_WHAT THE EXERCISE ASKS_
Pull every line with the word "ylabel" out of the entries below.
+++ DATASET
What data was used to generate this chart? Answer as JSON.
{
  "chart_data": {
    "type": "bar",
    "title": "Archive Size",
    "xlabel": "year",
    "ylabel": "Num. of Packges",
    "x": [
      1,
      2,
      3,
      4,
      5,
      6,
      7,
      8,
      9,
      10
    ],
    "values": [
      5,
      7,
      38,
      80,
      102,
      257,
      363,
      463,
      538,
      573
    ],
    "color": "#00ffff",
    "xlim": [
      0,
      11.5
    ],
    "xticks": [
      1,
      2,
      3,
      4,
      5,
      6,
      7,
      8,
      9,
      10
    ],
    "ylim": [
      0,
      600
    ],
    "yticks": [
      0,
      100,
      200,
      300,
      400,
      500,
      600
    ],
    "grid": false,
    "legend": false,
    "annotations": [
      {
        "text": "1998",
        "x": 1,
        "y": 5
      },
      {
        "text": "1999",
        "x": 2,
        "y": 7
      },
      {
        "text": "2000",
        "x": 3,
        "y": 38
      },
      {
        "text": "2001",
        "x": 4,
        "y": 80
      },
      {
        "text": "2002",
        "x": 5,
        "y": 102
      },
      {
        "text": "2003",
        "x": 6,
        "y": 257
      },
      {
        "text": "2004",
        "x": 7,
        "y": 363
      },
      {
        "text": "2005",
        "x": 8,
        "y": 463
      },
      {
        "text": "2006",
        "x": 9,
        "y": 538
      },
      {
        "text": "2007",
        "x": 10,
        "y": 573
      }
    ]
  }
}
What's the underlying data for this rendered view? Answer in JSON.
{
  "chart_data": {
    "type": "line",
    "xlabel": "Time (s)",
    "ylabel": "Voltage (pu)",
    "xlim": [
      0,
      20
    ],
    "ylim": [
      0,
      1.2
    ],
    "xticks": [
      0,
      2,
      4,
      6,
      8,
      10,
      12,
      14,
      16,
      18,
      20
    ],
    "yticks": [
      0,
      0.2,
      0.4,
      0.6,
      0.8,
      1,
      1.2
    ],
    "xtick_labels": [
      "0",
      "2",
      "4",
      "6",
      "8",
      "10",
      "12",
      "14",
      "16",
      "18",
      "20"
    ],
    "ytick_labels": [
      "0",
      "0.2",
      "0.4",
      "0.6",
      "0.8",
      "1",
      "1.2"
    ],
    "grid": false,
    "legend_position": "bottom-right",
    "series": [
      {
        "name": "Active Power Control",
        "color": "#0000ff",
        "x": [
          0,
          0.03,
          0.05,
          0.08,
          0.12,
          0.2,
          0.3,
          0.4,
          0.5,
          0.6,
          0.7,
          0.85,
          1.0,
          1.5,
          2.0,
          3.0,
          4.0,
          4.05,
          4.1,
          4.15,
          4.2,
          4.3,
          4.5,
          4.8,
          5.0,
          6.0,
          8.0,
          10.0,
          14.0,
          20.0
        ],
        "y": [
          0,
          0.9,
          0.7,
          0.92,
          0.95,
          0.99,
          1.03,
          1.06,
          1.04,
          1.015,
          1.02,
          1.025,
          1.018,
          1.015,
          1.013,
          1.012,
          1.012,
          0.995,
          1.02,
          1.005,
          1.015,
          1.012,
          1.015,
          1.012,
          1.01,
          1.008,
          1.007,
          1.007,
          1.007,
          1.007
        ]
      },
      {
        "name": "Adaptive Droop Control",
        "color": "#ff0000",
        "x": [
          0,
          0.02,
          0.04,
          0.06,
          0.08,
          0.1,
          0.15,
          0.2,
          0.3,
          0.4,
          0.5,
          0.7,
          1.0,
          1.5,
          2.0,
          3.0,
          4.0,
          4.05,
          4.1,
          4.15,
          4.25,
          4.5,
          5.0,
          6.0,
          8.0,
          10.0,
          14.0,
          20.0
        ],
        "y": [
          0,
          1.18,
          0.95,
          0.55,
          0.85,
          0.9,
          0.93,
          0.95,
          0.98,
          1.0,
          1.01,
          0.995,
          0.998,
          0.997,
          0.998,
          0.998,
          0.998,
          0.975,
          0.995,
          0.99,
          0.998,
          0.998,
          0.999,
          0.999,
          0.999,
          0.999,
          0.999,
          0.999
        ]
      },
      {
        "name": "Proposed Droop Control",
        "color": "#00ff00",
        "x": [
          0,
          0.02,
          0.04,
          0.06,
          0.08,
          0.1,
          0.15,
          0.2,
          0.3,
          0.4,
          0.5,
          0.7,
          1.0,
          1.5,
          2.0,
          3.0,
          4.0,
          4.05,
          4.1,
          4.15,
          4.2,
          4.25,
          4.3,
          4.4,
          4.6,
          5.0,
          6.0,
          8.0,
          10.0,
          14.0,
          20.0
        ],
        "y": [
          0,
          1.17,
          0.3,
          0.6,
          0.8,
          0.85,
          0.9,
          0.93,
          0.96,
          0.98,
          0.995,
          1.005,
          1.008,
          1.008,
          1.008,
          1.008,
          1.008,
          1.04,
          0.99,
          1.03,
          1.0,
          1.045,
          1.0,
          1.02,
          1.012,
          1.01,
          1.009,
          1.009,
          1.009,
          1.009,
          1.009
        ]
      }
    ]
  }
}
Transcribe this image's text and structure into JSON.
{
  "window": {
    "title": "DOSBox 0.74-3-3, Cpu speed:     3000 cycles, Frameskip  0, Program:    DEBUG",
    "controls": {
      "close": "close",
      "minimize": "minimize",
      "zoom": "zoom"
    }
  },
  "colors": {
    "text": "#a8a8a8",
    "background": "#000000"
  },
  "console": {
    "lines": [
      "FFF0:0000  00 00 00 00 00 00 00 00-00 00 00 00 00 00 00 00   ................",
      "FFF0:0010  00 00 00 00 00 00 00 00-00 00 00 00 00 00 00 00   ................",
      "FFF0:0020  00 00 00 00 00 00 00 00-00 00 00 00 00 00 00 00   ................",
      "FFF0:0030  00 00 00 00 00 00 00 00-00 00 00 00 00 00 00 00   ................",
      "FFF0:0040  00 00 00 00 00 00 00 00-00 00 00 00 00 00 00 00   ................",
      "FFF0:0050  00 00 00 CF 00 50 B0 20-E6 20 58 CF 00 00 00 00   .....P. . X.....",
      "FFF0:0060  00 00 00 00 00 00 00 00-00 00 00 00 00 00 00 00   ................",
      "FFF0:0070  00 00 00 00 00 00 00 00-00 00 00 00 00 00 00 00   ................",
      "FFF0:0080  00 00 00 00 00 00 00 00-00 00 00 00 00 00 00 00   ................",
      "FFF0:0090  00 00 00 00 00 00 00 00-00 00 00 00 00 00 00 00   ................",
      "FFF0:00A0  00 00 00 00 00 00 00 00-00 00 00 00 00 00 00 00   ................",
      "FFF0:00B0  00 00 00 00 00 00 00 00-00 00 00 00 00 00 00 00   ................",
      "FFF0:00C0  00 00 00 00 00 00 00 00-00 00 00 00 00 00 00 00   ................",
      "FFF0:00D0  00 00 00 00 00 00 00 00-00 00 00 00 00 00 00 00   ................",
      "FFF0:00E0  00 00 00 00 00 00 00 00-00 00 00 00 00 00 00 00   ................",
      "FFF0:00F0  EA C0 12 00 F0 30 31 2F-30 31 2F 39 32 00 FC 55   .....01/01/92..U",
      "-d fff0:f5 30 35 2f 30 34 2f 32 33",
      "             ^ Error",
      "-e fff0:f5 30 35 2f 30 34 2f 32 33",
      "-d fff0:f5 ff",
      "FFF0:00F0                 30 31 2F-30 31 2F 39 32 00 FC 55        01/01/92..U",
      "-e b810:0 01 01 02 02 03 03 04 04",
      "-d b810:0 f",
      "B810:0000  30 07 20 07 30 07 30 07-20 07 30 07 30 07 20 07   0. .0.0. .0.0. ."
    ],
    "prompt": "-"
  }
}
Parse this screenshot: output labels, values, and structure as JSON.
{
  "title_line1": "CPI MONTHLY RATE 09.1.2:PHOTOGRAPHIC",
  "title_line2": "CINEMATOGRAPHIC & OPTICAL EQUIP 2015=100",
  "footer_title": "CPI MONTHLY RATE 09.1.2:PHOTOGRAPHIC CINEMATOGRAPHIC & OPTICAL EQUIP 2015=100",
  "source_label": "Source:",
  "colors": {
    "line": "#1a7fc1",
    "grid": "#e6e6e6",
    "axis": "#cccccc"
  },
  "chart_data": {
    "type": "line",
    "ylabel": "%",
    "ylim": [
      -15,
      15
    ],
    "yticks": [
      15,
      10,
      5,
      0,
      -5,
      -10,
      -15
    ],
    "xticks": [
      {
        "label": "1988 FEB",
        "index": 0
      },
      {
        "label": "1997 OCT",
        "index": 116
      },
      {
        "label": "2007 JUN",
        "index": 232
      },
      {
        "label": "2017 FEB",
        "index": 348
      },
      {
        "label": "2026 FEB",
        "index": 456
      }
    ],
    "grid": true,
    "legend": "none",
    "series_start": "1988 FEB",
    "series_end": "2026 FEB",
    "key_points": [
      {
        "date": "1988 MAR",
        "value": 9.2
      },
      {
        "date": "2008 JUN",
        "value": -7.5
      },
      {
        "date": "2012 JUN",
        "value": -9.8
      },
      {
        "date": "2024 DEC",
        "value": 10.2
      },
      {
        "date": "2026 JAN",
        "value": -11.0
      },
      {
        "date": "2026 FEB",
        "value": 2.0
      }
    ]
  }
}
++++++
_RESPONSE TO THIS EXERCISE_
    "ylabel": "Num. of Packges",
    "ylabel": "Voltage (pu)",
    "ylabel": "%",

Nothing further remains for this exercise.